• TASK DETAILS: Write down every entry below once more, exactly.

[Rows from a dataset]

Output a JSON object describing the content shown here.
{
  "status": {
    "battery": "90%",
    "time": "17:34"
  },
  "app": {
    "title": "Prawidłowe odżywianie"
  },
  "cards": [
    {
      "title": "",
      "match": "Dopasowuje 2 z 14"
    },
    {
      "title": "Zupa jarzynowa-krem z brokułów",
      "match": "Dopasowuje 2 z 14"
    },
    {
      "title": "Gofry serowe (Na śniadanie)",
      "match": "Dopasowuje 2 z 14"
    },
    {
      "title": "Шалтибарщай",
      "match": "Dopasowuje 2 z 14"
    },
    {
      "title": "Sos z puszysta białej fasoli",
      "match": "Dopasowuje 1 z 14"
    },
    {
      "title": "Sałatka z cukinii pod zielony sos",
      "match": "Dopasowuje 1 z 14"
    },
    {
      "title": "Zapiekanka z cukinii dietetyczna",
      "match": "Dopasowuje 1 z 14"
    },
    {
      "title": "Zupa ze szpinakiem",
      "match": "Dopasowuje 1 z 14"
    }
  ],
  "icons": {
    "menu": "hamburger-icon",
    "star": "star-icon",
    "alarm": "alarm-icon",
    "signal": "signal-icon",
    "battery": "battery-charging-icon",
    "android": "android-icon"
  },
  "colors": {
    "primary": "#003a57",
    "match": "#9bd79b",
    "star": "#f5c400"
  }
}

• FULL RESPONSE:
Output a JSON object describing the content shown here.
{
  "status": {
    "battery": "90%",
    "time": "17:34"
  },
  "app": {
    "title": "Prawidłowe odżywianie"
  },
  "cards": [
    {
      "title": "",
      "match": "Dopasowuje 2 z 14"
    },
    {
      "title": "Zupa jarzynowa-krem z brokułów",
      "match": "Dopasowuje 2 z 14"
    },
    {
      "title": "Gofry serowe (Na śniadanie)",
      "match": "Dopasowuje 2 z 14"
    },
    {
      "title": "Шалтибарщай",
      "match": "Dopasowuje 2 z 14"
    },
    {
      "title": "Sos z puszysta białej fasoli",
      "match": "Dopasowuje 1 z 14"
    },
    {
      "title": "Sałatka z cukinii pod zielony sos",
      "match": "Dopasowuje 1 z 14"
    },
    {
      "title": "Zapiekanka z cukinii dietetyczna",
      "match": "Dopasowuje 1 z 14"
    },
    {
      "title": "Zupa ze szpinakiem",
      "match": "Dopasowuje 1 z 14"
    }
  ],
  "icons": {
    "menu": "hamburger-icon",
    "star": "star-icon",
    "alarm": "alarm-icon",
    "signal": "signal-icon",
    "battery": "battery-charging-icon",
    "android": "android-icon"
  },
  "colors": {
    "primary": "#003a57",
    "match": "#9bd79b",
    "star": "#f5c400"
  }
}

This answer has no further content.